◆ Required task ◆
Extract each line holding the word "title" from the entries.
--- Begin Dataset excerpts ---
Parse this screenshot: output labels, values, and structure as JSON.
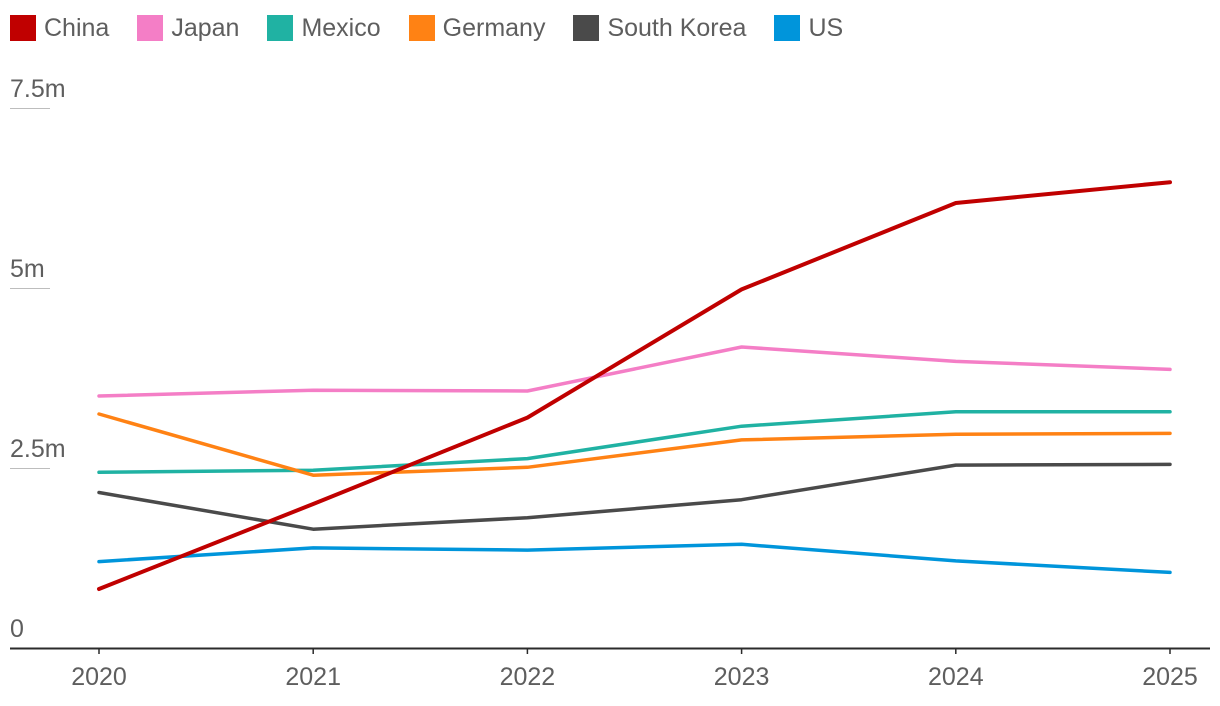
{
  "chart_data": {
    "type": "line",
    "title": "",
    "xlabel": "",
    "ylabel": "",
    "x": [
      "2020",
      "2021",
      "2022",
      "2023",
      "2024",
      "2025"
    ],
    "ylim": [
      0,
      7.5
    ],
    "yticks": [
      {
        "value": 0,
        "label": "0"
      },
      {
        "value": 2.5,
        "label": "2.5m"
      },
      {
        "value": 5,
        "label": "5m"
      },
      {
        "value": 7.5,
        "label": "7.5m"
      }
    ],
    "grid": false,
    "legend_position": "top-left",
    "series": [
      {
        "name": "China",
        "color": "#c00000",
        "values": [
          0.82,
          2.0,
          3.2,
          4.98,
          6.18,
          6.47
        ]
      },
      {
        "name": "Japan",
        "color": "#f47ec6",
        "values": [
          3.5,
          3.58,
          3.57,
          4.18,
          3.98,
          3.87
        ]
      },
      {
        "name": "Mexico",
        "color": "#20b2a3",
        "values": [
          2.44,
          2.47,
          2.63,
          3.08,
          3.28,
          3.28
        ]
      },
      {
        "name": "Germany",
        "color": "#ff8214",
        "values": [
          3.25,
          2.4,
          2.51,
          2.89,
          2.97,
          2.98
        ]
      },
      {
        "name": "South Korea",
        "color": "#4a4a4a",
        "values": [
          2.16,
          1.65,
          1.81,
          2.06,
          2.54,
          2.55
        ]
      },
      {
        "name": "US",
        "color": "#0095db",
        "values": [
          1.2,
          1.39,
          1.36,
          1.44,
          1.21,
          1.05
        ]
      }
    ]
  }
}
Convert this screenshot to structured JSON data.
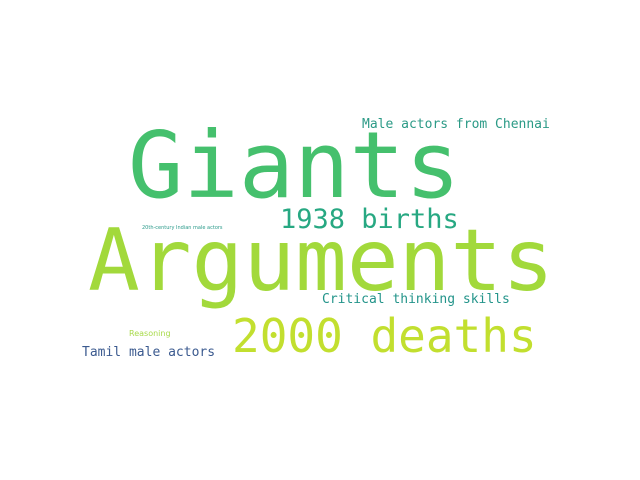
{
  "words": {
    "giants": {
      "text": "Giants",
      "color": "#45c06d"
    },
    "arguments": {
      "text": "Arguments",
      "color": "#a2d93b"
    },
    "deaths": {
      "text": "2000 deaths",
      "color": "#c2df2f"
    },
    "births": {
      "text": "1938 births",
      "color": "#27a882"
    },
    "chennai": {
      "text": "Male actors from Chennai",
      "color": "#2b9a86"
    },
    "critical": {
      "text": "Critical thinking skills",
      "color": "#23948a"
    },
    "tamil": {
      "text": "Tamil male actors",
      "color": "#3b5a8f"
    },
    "reasoning": {
      "text": "Reasoning",
      "color": "#a8da4a"
    },
    "century": {
      "text": "20th-century Indian male actors",
      "color": "#2a9a8a"
    }
  }
}
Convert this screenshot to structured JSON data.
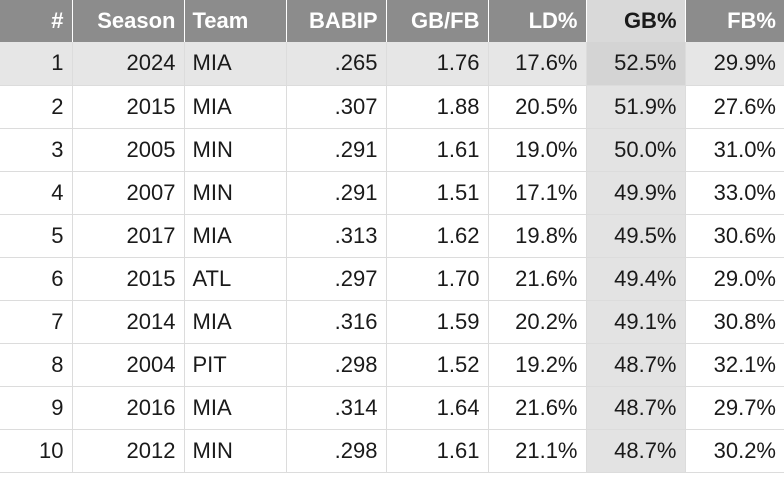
{
  "table": {
    "columns": [
      "#",
      "Season",
      "Team",
      "BABIP",
      "GB/FB",
      "LD%",
      "GB%",
      "FB%"
    ],
    "sorted_column": "GB%",
    "highlight_row": 1,
    "rows": [
      [
        "1",
        "2024",
        "MIA",
        ".265",
        "1.76",
        "17.6%",
        "52.5%",
        "29.9%"
      ],
      [
        "2",
        "2015",
        "MIA",
        ".307",
        "1.88",
        "20.5%",
        "51.9%",
        "27.6%"
      ],
      [
        "3",
        "2005",
        "MIN",
        ".291",
        "1.61",
        "19.0%",
        "50.0%",
        "31.0%"
      ],
      [
        "4",
        "2007",
        "MIN",
        ".291",
        "1.51",
        "17.1%",
        "49.9%",
        "33.0%"
      ],
      [
        "5",
        "2017",
        "MIA",
        ".313",
        "1.62",
        "19.8%",
        "49.5%",
        "30.6%"
      ],
      [
        "6",
        "2015",
        "ATL",
        ".297",
        "1.70",
        "21.6%",
        "49.4%",
        "29.0%"
      ],
      [
        "7",
        "2014",
        "MIA",
        ".316",
        "1.59",
        "20.2%",
        "49.1%",
        "30.8%"
      ],
      [
        "8",
        "2004",
        "PIT",
        ".298",
        "1.52",
        "19.2%",
        "48.7%",
        "32.1%"
      ],
      [
        "9",
        "2016",
        "MIA",
        ".314",
        "1.64",
        "21.6%",
        "48.7%",
        "29.7%"
      ],
      [
        "10",
        "2012",
        "MIN",
        ".298",
        "1.61",
        "21.1%",
        "48.7%",
        "30.2%"
      ]
    ],
    "colors": {
      "header_bg": "#8c8c8c",
      "header_text": "#ffffff",
      "sorted_header_bg": "#d9d9d9",
      "sorted_col_bg": "#e3e3e3",
      "highlight_row_bg": "#e6e6e6"
    }
  }
}
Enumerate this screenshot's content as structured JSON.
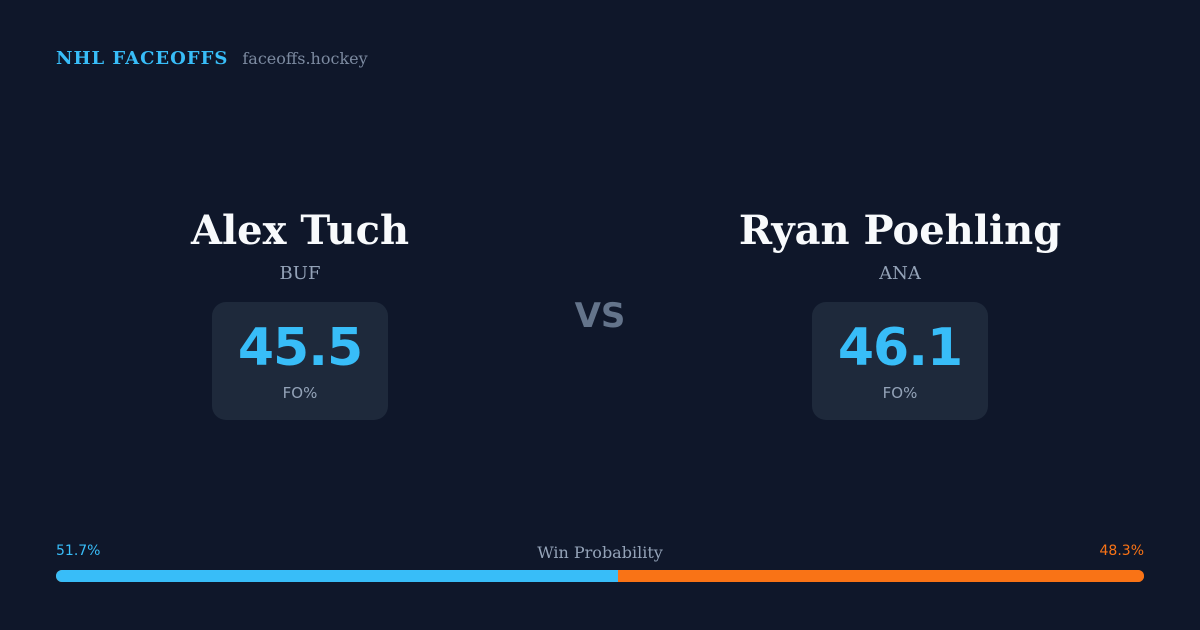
{
  "header": {
    "brand": "NHL FACEOFFS",
    "site": "faceoffs.hockey"
  },
  "players": {
    "left": {
      "name": "Alex Tuch",
      "team": "BUF",
      "stat_value": "45.5",
      "stat_label": "FO%"
    },
    "right": {
      "name": "Ryan Poehling",
      "team": "ANA",
      "stat_value": "46.1",
      "stat_label": "FO%"
    }
  },
  "versus": "VS",
  "win_probability": {
    "label": "Win Probability",
    "left_text": "51.7%",
    "right_text": "48.3%",
    "left_value": 51.7,
    "right_value": 48.3,
    "left_color": "#38bdf8",
    "right_color": "#f97316"
  }
}
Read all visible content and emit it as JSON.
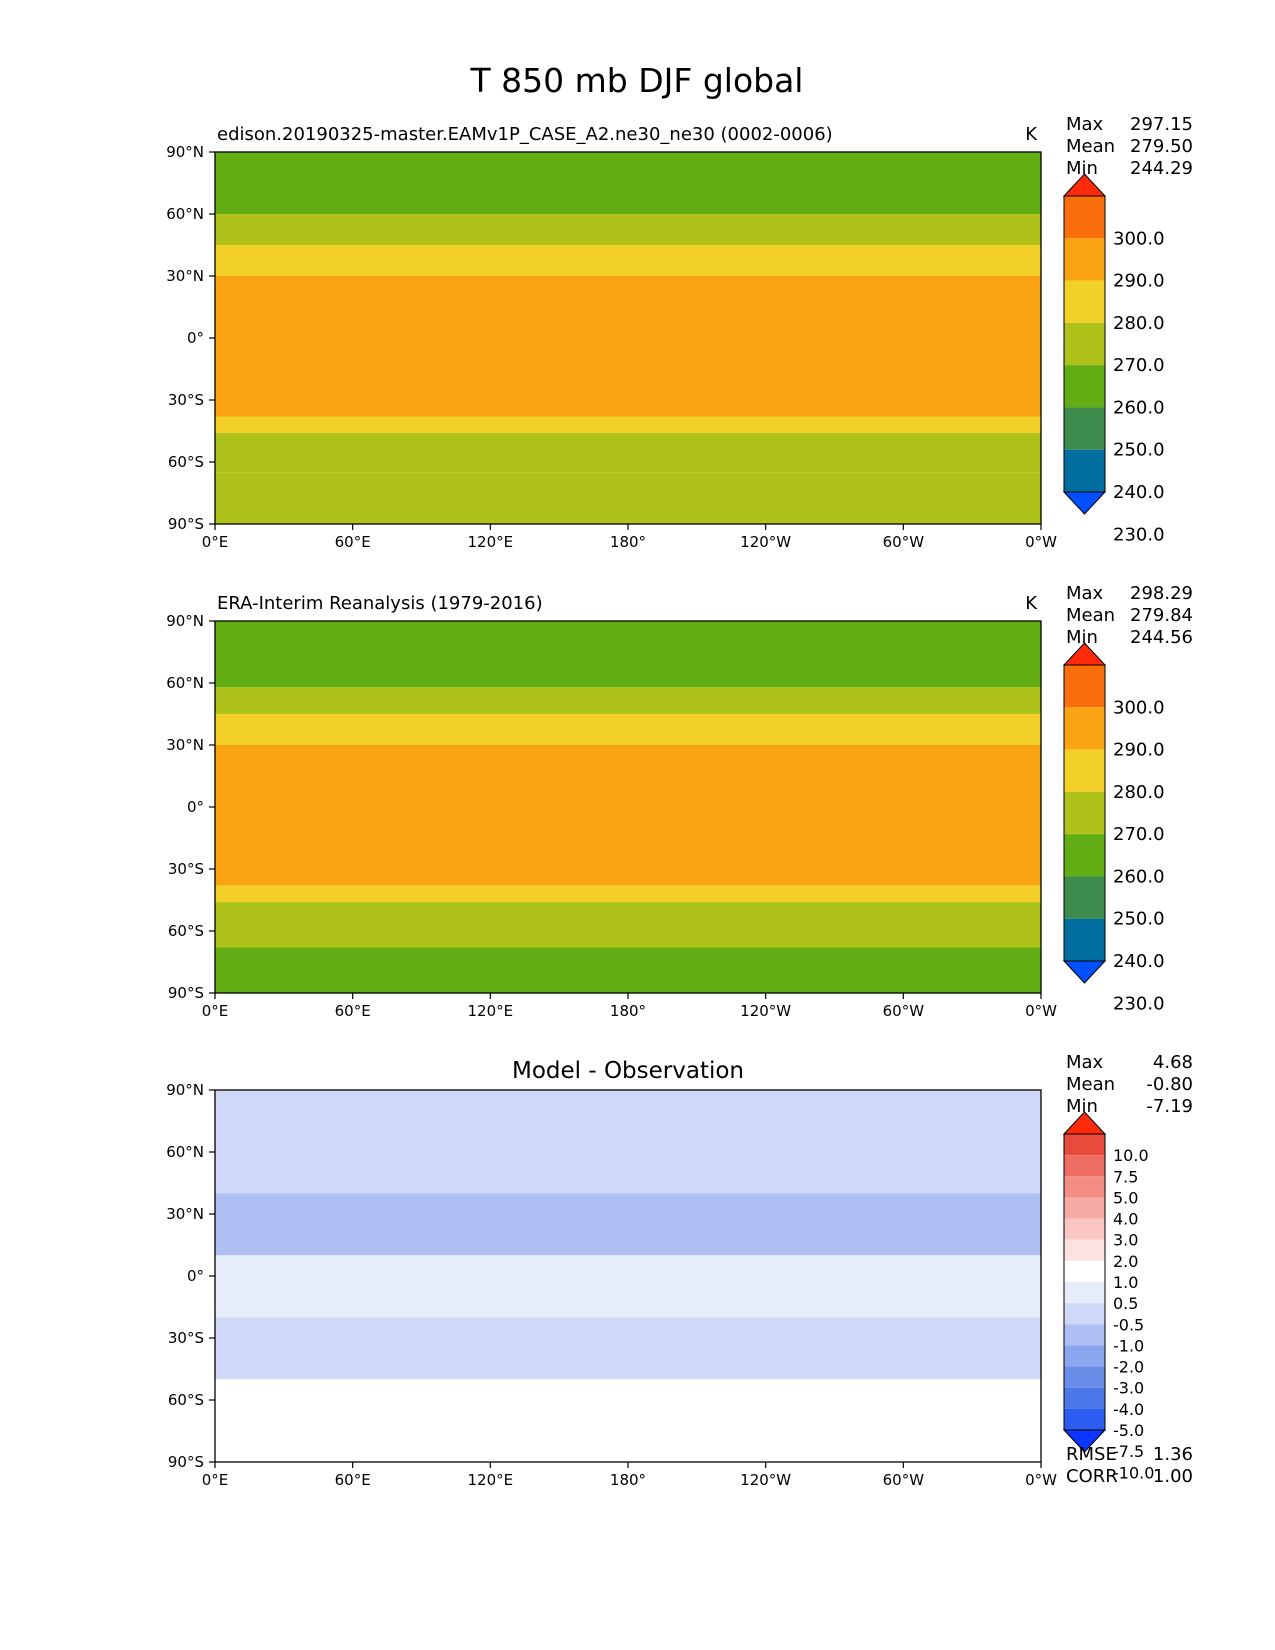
{
  "title": "T 850 mb DJF global",
  "chart_data": [
    {
      "type": "heatmap",
      "title": "edison.20190325-master.EAMv1P_CASE_A2.ne30_ne30 (0002-0006)",
      "units": "K",
      "stats": [
        {
          "label": "Max",
          "value": "297.15"
        },
        {
          "label": "Mean",
          "value": "279.50"
        },
        {
          "label": "Min",
          "value": "244.29"
        }
      ],
      "xticks": [
        "0°E",
        "60°E",
        "120°E",
        "180°",
        "120°W",
        "60°W",
        "0°W"
      ],
      "yticks": [
        "90°N",
        "60°N",
        "30°N",
        "0°",
        "30°S",
        "60°S",
        "90°S"
      ],
      "xlim": [
        0,
        360
      ],
      "ylim": [
        -90,
        90
      ],
      "colorbar": {
        "labels": [
          "300.0",
          "290.0",
          "280.0",
          "270.0",
          "260.0",
          "250.0",
          "240.0",
          "230.0"
        ],
        "levels": [
          230,
          240,
          250,
          260,
          270,
          280,
          290,
          300
        ],
        "colors": [
          "#0050ff",
          "#006fa0",
          "#3d8c4d",
          "#63ad14",
          "#aec21a",
          "#f2d027",
          "#faa313",
          "#fa6f0c",
          "#ff2a0a"
        ]
      },
      "bands_top_to_bottom": [
        {
          "from_lat": 90,
          "to_lat": 60,
          "value": 255
        },
        {
          "from_lat": 60,
          "to_lat": 45,
          "value": 262
        },
        {
          "from_lat": 45,
          "to_lat": 30,
          "value": 272
        },
        {
          "from_lat": 30,
          "to_lat": -38,
          "value": 283
        },
        {
          "from_lat": -38,
          "to_lat": -46,
          "value": 275
        },
        {
          "from_lat": -46,
          "to_lat": -65,
          "value": 265
        },
        {
          "from_lat": -65,
          "to_lat": -90,
          "value": 262
        }
      ],
      "rmse": null,
      "corr": null
    },
    {
      "type": "heatmap",
      "title": "ERA-Interim Reanalysis (1979-2016)",
      "units": "K",
      "stats": [
        {
          "label": "Max",
          "value": "298.29"
        },
        {
          "label": "Mean",
          "value": "279.84"
        },
        {
          "label": "Min",
          "value": "244.56"
        }
      ],
      "xticks": [
        "0°E",
        "60°E",
        "120°E",
        "180°",
        "120°W",
        "60°W",
        "0°W"
      ],
      "yticks": [
        "90°N",
        "60°N",
        "30°N",
        "0°",
        "30°S",
        "60°S",
        "90°S"
      ],
      "xlim": [
        0,
        360
      ],
      "ylim": [
        -90,
        90
      ],
      "colorbar": {
        "labels": [
          "300.0",
          "290.0",
          "280.0",
          "270.0",
          "260.0",
          "250.0",
          "240.0",
          "230.0"
        ],
        "levels": [
          230,
          240,
          250,
          260,
          270,
          280,
          290,
          300
        ],
        "colors": [
          "#0050ff",
          "#006fa0",
          "#3d8c4d",
          "#63ad14",
          "#aec21a",
          "#f2d027",
          "#faa313",
          "#fa6f0c",
          "#ff2a0a"
        ]
      },
      "bands_top_to_bottom": [
        {
          "from_lat": 90,
          "to_lat": 58,
          "value": 255
        },
        {
          "from_lat": 58,
          "to_lat": 45,
          "value": 263
        },
        {
          "from_lat": 45,
          "to_lat": 30,
          "value": 273
        },
        {
          "from_lat": 30,
          "to_lat": -38,
          "value": 284
        },
        {
          "from_lat": -38,
          "to_lat": -46,
          "value": 275
        },
        {
          "from_lat": -46,
          "to_lat": -68,
          "value": 265
        },
        {
          "from_lat": -68,
          "to_lat": -90,
          "value": 255
        }
      ],
      "rmse": null,
      "corr": null
    },
    {
      "type": "heatmap",
      "title": "Model - Observation",
      "units": "",
      "stats": [
        {
          "label": "Max",
          "value": "4.68"
        },
        {
          "label": "Mean",
          "value": "-0.80"
        },
        {
          "label": "Min",
          "value": "-7.19"
        }
      ],
      "xticks": [
        "0°E",
        "60°E",
        "120°E",
        "180°",
        "120°W",
        "60°W",
        "0°W"
      ],
      "yticks": [
        "90°N",
        "60°N",
        "30°N",
        "0°",
        "30°S",
        "60°S",
        "90°S"
      ],
      "xlim": [
        0,
        360
      ],
      "ylim": [
        -90,
        90
      ],
      "colorbar": {
        "labels": [
          "10.0",
          "7.5",
          "5.0",
          "4.0",
          "3.0",
          "2.0",
          "1.0",
          "0.5",
          "-0.5",
          "-1.0",
          "-2.0",
          "-3.0",
          "-4.0",
          "-5.0",
          "-7.5",
          "-10.0"
        ],
        "levels": [
          -10,
          -7.5,
          -5,
          -4,
          -3,
          -2,
          -1,
          -0.5,
          0.5,
          1,
          2,
          3,
          4,
          5,
          7.5,
          10
        ],
        "colors": [
          "#0a36ff",
          "#2c5cf0",
          "#4a78e8",
          "#6a8ee8",
          "#8aa6ee",
          "#aebff3",
          "#cfd9f7",
          "#e6ecfa",
          "#ffffff",
          "#fce2e0",
          "#f9c6c1",
          "#f5aaa3",
          "#f38e85",
          "#ef6f64",
          "#ea4a3c",
          "#ff2a0a"
        ]
      },
      "bands_top_to_bottom": [
        {
          "from_lat": 90,
          "to_lat": 40,
          "value": -1.5
        },
        {
          "from_lat": 40,
          "to_lat": 10,
          "value": -2.5
        },
        {
          "from_lat": 10,
          "to_lat": -20,
          "value": -0.8
        },
        {
          "from_lat": -20,
          "to_lat": -50,
          "value": -2.0
        },
        {
          "from_lat": -50,
          "to_lat": -90,
          "value": 0.2
        }
      ],
      "rmse": {
        "label": "RMSE",
        "value": "1.36"
      },
      "corr": {
        "label": "CORR",
        "value": "1.00"
      }
    }
  ]
}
--- End Dataset excerpts ---
◆ Worked solution ◆
    "title": "",
  "title": "T 850 mb DJF global",
      "title": "edison.20190325-master.EAMv1P_CASE_A2.ne30_ne30 (0002-0006)",
      "title": "ERA-Interim Reanalysis (1979-2016)",
      "title": "Model - Observation",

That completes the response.